# Written request:
Count every line that holds the string "ylabel", and report the number alone.

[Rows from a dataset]
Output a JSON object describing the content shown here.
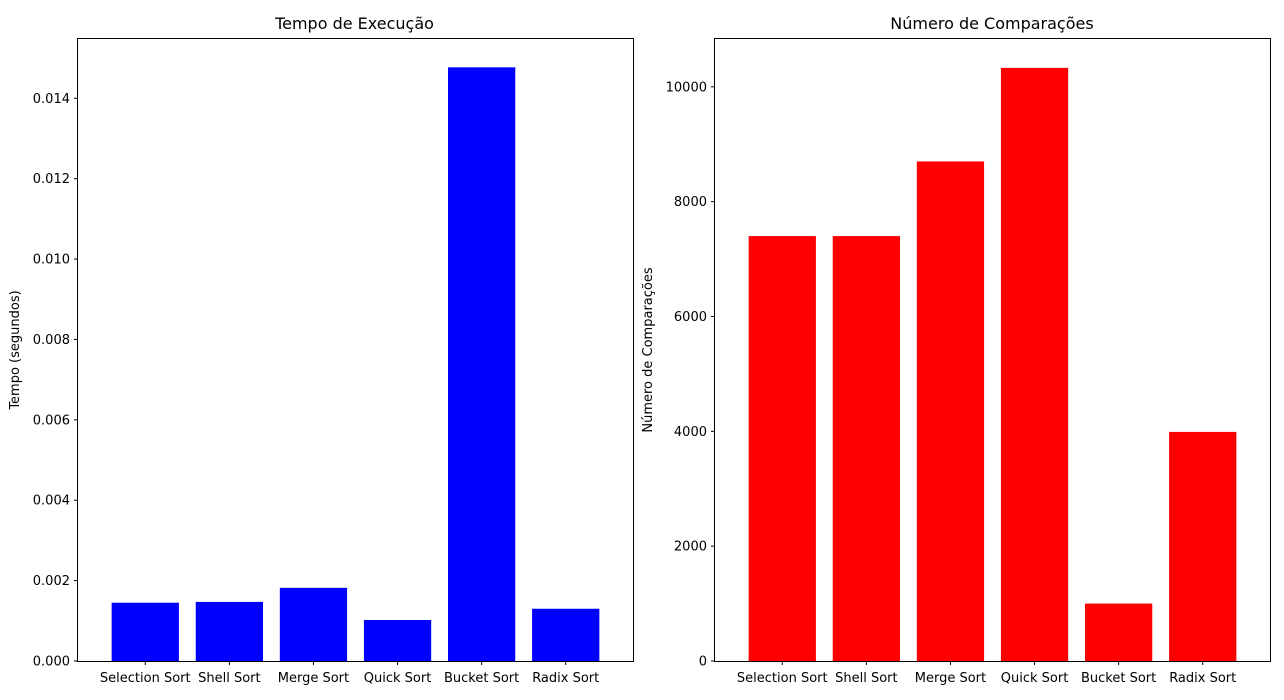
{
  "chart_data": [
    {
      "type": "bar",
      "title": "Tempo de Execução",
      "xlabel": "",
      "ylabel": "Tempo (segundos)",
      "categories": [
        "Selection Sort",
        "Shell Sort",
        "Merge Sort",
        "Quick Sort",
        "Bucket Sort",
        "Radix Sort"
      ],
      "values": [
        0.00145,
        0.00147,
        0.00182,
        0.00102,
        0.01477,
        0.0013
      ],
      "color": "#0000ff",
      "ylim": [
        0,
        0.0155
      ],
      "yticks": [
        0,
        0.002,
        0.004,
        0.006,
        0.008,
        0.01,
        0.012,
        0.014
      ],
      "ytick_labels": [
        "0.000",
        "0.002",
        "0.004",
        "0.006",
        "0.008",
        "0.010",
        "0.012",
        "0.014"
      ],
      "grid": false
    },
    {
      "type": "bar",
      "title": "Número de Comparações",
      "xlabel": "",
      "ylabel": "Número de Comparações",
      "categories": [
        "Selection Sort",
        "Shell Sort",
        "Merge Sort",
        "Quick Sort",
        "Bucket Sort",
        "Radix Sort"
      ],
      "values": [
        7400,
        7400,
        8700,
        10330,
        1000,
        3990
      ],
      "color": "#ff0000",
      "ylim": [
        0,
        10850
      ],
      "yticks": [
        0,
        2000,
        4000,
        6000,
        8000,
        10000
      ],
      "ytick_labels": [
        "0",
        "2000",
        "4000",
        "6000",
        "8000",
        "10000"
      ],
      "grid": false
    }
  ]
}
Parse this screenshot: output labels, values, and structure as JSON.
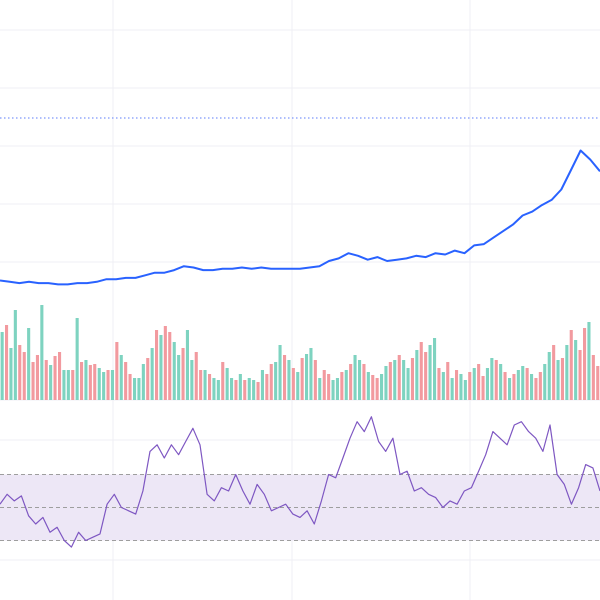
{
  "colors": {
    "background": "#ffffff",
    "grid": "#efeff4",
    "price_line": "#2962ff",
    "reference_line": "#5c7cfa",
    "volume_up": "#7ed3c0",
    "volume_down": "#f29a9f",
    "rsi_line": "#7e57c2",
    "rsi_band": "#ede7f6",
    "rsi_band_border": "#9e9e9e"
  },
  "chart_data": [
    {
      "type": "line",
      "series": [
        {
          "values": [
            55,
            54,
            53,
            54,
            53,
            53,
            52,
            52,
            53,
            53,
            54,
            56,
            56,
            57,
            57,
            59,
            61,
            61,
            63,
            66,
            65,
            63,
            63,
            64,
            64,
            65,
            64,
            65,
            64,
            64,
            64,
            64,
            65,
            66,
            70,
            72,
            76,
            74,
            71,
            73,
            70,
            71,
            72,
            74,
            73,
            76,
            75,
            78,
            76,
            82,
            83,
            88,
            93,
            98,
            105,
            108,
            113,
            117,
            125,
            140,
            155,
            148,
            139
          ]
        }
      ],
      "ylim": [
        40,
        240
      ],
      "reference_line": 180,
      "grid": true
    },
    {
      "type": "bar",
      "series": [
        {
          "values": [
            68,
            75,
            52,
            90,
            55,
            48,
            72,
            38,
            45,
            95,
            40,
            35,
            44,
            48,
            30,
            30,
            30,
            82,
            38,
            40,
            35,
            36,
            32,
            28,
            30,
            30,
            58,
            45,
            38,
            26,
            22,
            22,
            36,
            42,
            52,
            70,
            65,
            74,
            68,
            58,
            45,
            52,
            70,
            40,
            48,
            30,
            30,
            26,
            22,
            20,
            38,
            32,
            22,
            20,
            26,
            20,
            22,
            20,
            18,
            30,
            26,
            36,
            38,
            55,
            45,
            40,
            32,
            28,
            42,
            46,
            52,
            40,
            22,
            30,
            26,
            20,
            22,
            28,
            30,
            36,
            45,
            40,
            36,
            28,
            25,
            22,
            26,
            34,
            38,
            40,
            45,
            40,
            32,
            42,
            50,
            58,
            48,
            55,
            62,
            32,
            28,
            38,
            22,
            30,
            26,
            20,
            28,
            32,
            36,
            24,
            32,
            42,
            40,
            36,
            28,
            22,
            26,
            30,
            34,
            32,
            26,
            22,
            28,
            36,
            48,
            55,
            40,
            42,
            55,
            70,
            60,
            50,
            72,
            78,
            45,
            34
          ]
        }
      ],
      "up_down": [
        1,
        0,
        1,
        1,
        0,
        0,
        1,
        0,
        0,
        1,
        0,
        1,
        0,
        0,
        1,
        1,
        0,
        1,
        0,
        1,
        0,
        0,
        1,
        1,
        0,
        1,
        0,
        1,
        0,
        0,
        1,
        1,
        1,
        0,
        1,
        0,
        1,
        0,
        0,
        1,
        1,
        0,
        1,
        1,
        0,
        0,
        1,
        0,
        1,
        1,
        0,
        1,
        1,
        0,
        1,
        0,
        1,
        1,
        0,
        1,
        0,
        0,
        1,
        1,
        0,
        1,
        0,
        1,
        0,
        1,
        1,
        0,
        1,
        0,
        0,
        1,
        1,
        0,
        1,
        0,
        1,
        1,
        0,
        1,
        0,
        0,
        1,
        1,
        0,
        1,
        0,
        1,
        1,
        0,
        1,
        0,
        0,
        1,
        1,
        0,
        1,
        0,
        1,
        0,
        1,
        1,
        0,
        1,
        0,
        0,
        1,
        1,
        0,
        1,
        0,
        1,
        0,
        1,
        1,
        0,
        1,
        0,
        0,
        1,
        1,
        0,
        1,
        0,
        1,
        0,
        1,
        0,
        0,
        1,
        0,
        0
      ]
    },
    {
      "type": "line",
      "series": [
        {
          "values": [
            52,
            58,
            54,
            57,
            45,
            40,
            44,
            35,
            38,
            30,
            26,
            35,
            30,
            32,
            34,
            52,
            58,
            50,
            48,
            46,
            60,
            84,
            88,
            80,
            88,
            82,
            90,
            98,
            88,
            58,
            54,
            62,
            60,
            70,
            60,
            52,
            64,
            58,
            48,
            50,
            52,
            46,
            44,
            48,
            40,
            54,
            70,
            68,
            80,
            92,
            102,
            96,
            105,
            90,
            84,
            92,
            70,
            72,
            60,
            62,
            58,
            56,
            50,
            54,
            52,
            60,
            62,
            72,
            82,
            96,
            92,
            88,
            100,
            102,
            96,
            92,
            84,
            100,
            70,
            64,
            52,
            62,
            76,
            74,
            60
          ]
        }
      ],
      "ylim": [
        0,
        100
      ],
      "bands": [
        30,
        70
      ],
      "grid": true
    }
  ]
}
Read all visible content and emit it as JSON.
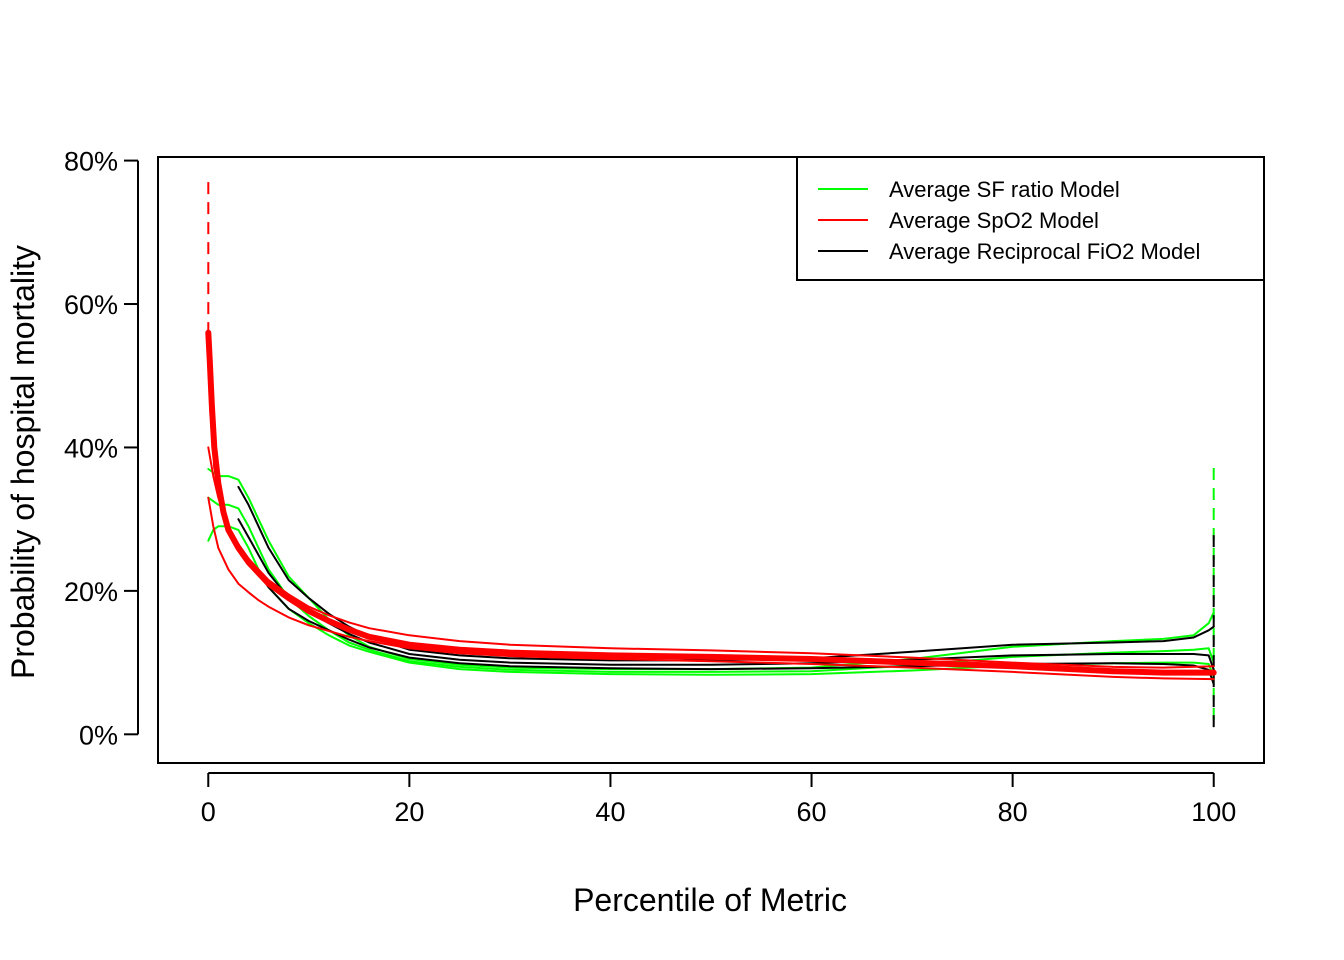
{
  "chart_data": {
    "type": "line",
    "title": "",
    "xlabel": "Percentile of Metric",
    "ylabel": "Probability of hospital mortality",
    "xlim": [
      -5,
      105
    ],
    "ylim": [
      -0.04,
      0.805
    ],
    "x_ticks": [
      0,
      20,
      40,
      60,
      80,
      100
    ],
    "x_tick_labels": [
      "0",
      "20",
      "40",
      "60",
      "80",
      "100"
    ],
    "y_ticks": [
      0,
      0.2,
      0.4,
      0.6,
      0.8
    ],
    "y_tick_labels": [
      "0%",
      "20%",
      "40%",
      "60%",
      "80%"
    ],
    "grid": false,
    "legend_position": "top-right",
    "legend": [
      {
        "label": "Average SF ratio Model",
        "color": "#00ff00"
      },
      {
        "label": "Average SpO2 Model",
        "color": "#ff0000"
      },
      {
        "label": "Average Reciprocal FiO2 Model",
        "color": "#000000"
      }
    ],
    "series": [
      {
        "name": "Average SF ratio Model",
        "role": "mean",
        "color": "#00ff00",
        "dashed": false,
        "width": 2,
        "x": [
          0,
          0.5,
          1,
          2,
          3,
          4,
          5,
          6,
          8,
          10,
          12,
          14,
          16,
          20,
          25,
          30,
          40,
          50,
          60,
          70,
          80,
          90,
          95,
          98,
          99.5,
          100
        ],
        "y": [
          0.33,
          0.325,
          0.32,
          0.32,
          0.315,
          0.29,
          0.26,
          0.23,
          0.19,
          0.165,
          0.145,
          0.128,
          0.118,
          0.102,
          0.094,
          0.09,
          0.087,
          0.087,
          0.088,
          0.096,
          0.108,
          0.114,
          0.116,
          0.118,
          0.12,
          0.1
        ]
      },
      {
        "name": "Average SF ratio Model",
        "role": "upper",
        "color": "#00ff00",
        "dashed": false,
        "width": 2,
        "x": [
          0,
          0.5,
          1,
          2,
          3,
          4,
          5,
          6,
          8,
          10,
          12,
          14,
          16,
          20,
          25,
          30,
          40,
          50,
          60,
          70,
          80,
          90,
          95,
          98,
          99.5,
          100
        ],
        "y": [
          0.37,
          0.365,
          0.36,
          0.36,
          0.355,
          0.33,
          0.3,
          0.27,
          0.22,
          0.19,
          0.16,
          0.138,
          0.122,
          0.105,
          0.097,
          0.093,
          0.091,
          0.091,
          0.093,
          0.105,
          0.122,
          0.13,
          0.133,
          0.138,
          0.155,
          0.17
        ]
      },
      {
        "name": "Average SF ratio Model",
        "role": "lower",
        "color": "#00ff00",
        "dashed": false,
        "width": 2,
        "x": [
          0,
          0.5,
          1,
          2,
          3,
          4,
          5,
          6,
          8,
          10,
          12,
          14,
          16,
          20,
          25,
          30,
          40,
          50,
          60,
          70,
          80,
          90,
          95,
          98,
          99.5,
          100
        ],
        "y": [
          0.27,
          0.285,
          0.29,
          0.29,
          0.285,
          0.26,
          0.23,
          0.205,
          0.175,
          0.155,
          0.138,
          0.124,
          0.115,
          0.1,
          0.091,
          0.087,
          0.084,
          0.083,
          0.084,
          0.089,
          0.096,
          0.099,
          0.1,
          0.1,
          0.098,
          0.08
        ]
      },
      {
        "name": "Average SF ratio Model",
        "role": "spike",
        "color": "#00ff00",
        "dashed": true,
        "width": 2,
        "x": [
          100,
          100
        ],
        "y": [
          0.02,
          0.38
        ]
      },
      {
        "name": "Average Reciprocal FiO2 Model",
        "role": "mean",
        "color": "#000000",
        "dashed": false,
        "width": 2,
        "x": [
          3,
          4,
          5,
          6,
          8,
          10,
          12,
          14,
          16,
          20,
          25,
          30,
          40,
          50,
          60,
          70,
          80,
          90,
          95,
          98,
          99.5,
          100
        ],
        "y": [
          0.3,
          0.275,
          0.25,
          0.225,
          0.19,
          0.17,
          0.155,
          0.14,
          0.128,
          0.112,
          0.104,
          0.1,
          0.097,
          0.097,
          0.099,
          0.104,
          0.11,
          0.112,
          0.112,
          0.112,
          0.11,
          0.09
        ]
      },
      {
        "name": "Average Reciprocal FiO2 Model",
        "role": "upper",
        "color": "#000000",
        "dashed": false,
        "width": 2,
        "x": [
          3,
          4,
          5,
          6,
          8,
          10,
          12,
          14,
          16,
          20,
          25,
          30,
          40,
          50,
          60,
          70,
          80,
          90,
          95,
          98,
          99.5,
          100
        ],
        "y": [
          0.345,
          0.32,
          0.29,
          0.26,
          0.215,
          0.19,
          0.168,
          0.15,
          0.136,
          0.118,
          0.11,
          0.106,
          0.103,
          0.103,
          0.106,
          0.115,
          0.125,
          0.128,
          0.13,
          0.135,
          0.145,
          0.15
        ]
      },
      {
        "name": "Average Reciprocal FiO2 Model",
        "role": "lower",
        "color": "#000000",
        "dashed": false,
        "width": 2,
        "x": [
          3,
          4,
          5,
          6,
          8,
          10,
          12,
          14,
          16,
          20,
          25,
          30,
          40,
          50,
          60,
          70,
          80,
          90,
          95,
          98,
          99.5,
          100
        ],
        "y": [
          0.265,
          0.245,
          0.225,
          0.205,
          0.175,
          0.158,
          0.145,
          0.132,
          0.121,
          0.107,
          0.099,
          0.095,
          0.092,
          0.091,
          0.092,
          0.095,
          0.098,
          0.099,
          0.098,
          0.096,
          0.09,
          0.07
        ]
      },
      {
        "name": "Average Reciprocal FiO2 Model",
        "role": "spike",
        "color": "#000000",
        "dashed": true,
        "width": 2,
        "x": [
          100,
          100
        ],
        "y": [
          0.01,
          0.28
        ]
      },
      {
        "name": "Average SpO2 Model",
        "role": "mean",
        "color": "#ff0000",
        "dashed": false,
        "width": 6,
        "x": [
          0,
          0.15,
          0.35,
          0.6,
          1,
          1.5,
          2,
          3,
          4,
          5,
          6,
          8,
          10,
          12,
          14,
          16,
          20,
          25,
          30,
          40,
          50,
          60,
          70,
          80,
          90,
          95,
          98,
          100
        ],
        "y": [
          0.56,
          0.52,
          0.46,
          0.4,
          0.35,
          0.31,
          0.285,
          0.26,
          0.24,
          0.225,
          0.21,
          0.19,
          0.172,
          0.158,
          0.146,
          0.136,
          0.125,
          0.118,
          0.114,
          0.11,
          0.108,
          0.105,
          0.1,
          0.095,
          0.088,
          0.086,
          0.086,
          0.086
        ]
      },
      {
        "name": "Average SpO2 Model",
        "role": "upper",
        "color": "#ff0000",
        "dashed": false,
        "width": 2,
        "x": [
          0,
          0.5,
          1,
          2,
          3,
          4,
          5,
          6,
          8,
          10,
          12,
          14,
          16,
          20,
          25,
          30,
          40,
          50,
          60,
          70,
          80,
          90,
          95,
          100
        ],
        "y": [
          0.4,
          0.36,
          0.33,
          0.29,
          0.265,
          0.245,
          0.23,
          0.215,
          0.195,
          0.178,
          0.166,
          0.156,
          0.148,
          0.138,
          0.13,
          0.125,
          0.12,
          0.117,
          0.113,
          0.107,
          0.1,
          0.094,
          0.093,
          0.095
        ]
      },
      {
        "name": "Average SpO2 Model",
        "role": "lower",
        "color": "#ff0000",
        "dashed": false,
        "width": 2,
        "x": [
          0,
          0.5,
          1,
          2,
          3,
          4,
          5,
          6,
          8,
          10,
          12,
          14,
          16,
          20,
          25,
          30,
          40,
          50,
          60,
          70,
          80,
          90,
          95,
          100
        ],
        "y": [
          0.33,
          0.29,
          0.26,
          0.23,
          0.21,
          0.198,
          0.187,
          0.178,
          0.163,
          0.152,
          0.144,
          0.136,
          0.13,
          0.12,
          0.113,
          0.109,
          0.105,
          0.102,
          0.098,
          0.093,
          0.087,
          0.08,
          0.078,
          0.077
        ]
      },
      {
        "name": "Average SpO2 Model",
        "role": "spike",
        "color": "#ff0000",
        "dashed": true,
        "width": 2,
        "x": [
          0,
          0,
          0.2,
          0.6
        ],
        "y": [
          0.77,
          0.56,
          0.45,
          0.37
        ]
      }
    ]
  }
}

# Correct result:
3